_WHAT YOU ARE ASKED TO DO_: Copy out every line containing the word "coordinate".

_MATERIAL SUPPLIED_:
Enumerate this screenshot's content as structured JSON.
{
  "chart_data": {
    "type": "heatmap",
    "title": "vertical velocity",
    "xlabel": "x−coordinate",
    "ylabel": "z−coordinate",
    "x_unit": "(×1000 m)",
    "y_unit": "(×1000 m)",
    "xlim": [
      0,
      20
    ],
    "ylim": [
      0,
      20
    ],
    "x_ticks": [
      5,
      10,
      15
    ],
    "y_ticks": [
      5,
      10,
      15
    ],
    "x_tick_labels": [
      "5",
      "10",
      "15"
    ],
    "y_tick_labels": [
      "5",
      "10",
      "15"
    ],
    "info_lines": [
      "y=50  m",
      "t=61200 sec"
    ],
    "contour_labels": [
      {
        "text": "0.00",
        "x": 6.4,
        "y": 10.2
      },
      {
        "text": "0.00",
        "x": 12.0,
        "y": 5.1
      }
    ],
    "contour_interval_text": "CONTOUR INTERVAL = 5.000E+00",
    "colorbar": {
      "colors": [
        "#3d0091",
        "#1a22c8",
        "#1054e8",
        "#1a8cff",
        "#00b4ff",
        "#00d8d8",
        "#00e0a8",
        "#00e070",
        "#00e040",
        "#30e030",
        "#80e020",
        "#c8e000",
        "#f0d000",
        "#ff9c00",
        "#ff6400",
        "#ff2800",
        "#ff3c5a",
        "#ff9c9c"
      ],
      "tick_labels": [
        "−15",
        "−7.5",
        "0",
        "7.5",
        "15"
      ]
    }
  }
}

_RESPONSE BELOW_:
    "xlabel": "x−coordinate",
    "ylabel": "z−coordinate",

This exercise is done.